**Collected data entries:**
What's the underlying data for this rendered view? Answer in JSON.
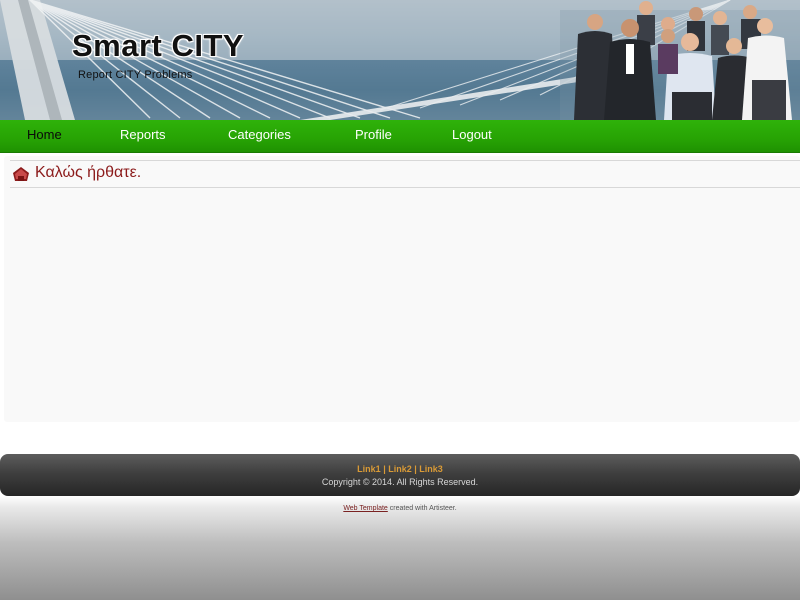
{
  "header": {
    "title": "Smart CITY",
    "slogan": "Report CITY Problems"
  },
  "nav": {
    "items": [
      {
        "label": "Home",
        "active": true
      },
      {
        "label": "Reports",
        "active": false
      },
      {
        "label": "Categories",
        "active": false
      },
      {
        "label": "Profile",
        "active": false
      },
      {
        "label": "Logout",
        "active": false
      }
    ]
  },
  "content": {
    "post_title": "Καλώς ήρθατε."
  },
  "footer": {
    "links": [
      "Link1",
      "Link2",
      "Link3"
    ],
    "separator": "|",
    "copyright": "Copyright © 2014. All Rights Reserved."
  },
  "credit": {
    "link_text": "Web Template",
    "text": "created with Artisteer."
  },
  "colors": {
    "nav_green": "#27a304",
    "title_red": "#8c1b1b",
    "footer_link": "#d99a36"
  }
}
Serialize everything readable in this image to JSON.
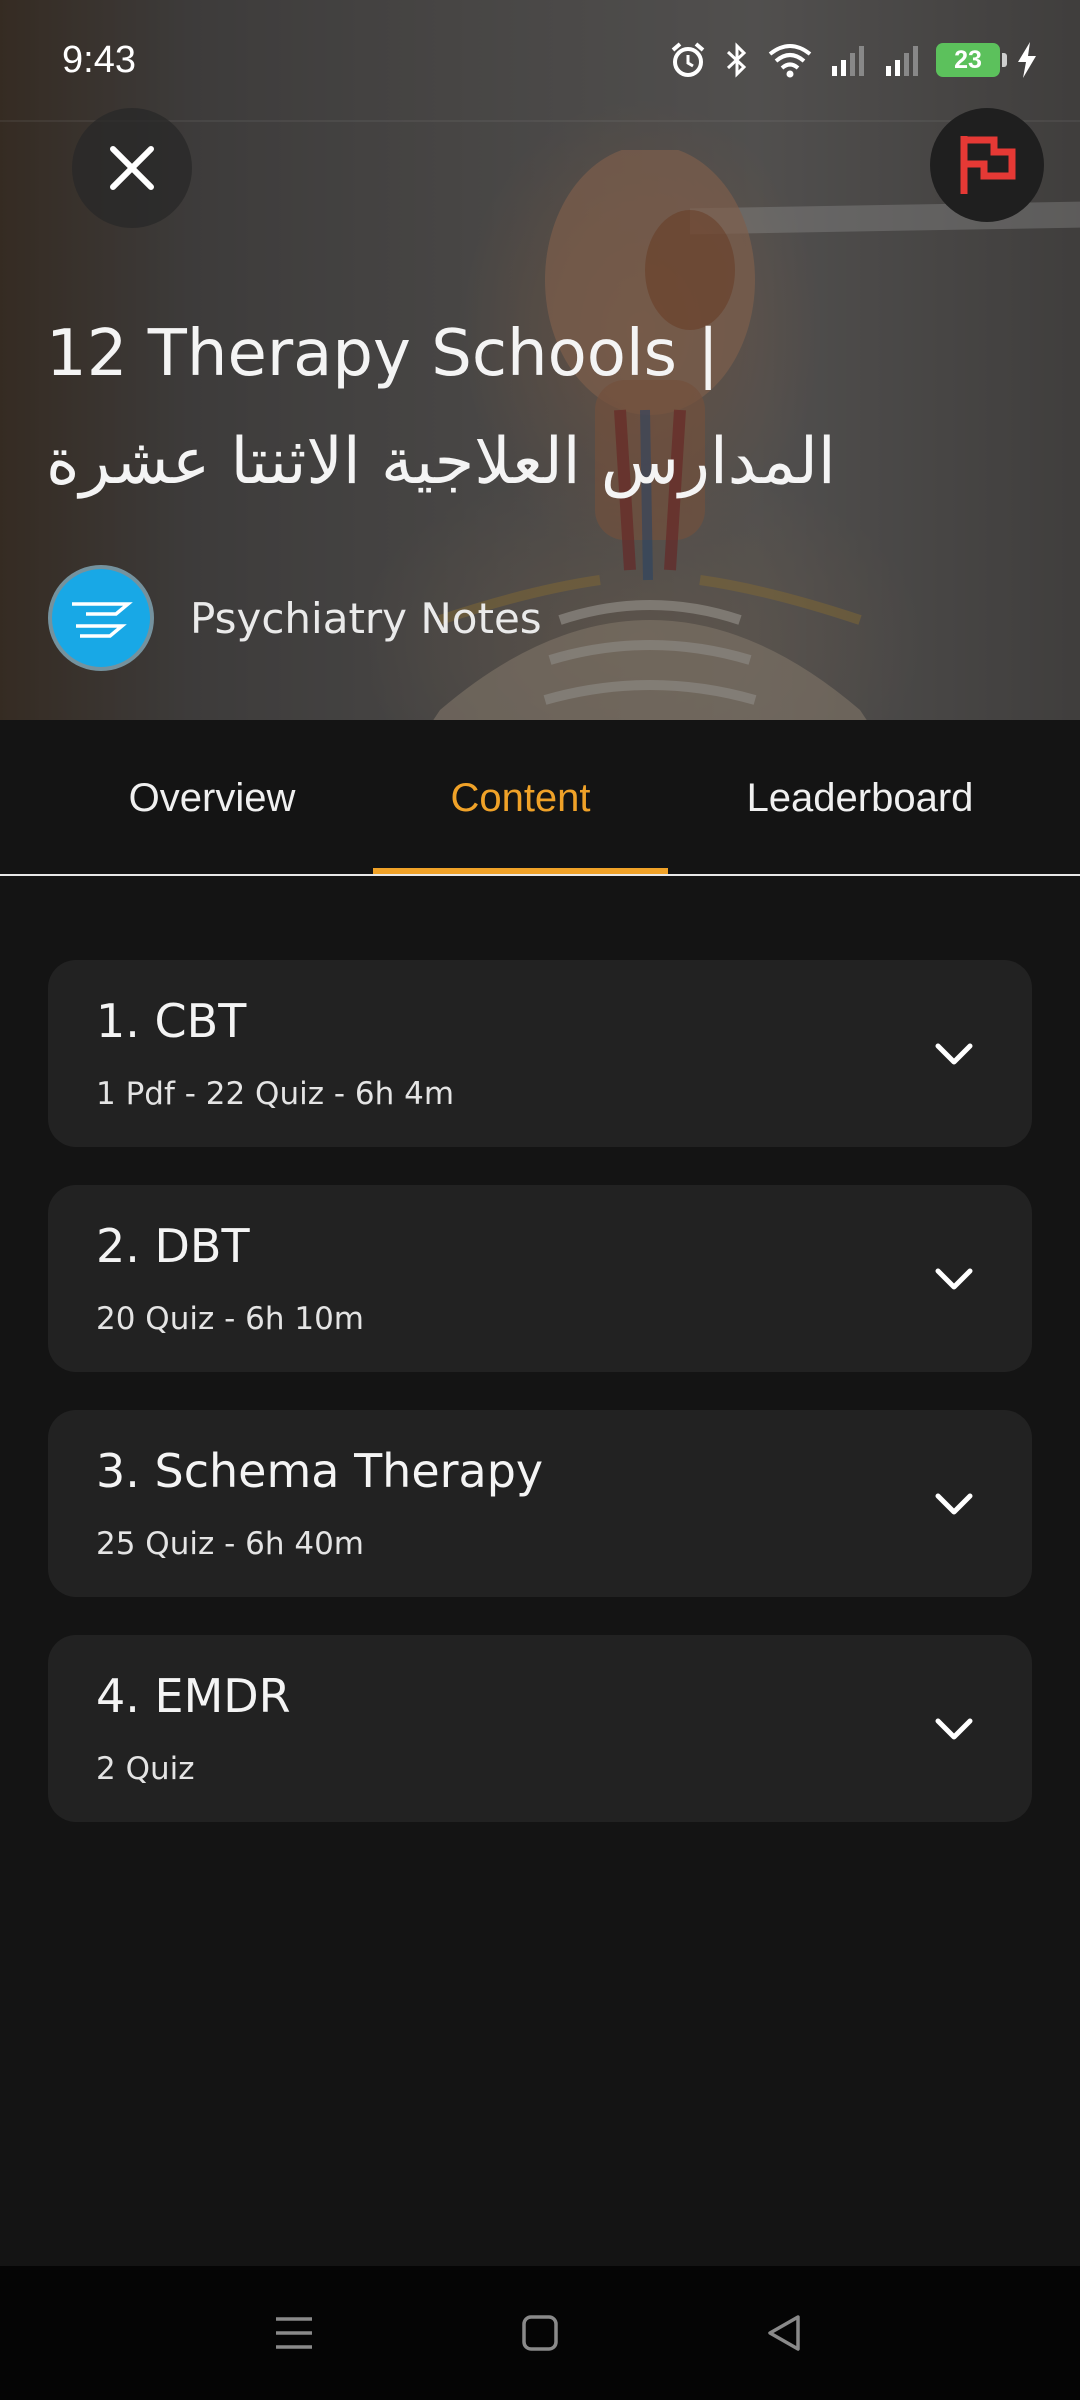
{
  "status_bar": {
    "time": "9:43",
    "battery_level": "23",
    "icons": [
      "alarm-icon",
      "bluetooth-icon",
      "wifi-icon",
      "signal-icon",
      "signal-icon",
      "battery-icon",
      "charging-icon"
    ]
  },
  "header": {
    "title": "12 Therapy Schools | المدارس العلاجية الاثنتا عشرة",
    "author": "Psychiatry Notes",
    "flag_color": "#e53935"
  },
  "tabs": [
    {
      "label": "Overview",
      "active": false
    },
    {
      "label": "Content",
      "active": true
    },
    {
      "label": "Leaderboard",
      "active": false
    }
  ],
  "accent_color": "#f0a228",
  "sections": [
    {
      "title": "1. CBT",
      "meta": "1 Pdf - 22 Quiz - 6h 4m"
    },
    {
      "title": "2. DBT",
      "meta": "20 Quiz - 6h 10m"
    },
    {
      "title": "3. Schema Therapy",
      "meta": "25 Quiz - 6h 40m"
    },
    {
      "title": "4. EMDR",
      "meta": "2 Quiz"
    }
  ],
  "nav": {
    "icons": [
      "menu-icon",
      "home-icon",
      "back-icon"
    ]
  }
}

**THE REQUEST:**
List the lines of the records where "CITY" occurs.

**FINISHED ANSWER:**
    "title": "Smart CITY",
    "slogan": "Report CITY Problems"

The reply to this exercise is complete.